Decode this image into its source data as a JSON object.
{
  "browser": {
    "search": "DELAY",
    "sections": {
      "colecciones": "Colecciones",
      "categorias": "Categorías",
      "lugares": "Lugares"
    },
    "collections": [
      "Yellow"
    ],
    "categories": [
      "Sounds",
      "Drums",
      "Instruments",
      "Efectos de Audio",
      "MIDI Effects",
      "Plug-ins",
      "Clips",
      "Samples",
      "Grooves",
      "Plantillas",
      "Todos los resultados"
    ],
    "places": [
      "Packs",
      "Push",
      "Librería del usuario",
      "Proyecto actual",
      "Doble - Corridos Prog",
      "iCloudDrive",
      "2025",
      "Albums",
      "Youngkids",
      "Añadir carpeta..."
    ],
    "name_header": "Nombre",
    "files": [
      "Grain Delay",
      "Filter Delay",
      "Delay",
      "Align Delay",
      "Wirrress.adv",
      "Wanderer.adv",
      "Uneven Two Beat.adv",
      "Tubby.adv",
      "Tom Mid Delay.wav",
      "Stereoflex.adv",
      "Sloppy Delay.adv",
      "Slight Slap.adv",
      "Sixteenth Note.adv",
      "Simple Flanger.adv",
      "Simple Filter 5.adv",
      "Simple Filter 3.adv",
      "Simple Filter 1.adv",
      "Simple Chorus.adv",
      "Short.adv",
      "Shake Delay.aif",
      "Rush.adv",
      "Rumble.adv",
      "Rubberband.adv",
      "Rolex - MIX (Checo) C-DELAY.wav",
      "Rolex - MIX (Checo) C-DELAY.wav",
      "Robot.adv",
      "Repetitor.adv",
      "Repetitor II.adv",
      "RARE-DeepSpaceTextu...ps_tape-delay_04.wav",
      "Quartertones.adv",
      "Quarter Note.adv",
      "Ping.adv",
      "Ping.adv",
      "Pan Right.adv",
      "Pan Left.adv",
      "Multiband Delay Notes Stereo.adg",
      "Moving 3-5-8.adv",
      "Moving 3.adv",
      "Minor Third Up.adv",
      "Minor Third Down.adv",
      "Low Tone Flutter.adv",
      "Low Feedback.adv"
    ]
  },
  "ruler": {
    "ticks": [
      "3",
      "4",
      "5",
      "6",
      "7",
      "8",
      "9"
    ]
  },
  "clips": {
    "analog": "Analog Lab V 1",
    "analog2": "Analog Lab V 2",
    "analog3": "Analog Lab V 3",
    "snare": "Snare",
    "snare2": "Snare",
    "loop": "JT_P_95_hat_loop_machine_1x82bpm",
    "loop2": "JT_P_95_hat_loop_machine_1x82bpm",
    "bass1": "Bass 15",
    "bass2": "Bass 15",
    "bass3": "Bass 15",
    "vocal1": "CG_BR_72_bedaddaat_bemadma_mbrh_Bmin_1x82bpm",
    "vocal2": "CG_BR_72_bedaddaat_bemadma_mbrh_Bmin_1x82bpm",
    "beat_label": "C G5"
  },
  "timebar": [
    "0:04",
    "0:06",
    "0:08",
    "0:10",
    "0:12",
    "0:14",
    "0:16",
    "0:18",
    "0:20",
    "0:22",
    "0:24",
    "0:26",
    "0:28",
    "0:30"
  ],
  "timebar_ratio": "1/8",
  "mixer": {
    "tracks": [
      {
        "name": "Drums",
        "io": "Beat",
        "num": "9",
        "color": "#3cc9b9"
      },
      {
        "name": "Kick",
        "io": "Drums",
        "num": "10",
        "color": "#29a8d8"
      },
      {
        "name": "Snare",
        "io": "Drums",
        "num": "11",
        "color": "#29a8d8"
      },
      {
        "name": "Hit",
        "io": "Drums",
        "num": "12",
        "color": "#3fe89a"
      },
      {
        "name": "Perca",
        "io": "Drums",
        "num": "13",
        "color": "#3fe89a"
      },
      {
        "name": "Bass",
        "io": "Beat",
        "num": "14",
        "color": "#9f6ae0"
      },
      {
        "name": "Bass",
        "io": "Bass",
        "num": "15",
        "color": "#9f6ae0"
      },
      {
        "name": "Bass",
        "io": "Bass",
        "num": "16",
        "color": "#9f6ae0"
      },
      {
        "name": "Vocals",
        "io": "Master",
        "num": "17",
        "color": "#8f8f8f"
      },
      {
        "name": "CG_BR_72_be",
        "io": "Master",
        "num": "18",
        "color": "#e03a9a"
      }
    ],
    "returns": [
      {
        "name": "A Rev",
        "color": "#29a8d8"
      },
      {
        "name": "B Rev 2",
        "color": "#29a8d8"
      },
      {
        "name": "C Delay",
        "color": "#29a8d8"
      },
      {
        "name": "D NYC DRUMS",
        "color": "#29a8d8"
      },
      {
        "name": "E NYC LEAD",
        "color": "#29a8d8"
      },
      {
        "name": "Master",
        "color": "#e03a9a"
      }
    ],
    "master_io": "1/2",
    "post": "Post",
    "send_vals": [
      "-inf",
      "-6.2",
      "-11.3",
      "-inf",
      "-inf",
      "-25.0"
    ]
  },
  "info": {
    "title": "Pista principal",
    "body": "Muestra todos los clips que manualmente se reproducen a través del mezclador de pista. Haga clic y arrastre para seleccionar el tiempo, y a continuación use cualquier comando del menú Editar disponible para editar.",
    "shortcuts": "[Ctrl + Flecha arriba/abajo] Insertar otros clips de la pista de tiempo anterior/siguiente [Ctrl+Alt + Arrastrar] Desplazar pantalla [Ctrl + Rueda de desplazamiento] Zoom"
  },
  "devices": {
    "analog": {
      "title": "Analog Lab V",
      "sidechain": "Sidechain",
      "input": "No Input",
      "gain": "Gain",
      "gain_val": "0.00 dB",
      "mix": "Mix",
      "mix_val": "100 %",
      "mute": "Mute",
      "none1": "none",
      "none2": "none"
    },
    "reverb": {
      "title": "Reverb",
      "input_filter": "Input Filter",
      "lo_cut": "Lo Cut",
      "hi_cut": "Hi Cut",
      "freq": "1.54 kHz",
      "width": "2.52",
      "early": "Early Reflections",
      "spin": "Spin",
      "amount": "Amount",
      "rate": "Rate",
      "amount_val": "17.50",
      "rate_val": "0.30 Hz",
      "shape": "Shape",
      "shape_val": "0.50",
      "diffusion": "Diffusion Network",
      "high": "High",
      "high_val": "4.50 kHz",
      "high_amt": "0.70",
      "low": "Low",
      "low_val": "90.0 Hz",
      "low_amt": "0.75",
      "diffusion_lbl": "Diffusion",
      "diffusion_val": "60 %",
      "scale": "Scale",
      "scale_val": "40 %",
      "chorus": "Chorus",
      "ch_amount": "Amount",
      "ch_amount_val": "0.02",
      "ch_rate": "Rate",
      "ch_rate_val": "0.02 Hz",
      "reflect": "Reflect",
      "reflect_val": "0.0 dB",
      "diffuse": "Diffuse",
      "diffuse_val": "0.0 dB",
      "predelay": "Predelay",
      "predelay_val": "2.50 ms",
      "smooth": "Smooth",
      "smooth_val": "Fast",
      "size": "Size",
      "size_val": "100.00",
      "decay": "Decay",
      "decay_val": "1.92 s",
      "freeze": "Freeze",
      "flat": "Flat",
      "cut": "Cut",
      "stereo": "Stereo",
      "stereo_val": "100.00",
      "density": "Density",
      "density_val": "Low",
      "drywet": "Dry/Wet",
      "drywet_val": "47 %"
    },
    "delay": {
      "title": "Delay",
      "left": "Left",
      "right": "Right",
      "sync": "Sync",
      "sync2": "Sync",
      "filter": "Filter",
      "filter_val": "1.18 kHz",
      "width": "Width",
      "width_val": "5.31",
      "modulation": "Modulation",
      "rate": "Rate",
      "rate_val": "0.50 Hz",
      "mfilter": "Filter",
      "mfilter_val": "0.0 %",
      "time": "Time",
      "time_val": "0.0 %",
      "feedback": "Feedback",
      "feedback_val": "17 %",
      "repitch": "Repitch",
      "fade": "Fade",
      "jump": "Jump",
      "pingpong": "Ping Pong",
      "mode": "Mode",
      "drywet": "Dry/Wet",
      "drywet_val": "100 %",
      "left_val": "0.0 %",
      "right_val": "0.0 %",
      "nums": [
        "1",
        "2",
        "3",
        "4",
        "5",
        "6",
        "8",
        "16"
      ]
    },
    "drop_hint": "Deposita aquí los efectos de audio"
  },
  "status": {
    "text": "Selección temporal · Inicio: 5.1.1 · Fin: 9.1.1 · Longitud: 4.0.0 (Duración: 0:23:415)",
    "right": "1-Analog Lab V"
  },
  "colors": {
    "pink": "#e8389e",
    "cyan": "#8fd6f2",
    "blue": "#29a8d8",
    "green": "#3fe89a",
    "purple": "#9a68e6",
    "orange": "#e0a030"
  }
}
════════════════════
GOAL OF THE EXERCISE
Find every line in the records above that holds the word "Minor", and copy each one.

THE RESULT
      "Minor Third Up.adv",
      "Minor Third Down.adv",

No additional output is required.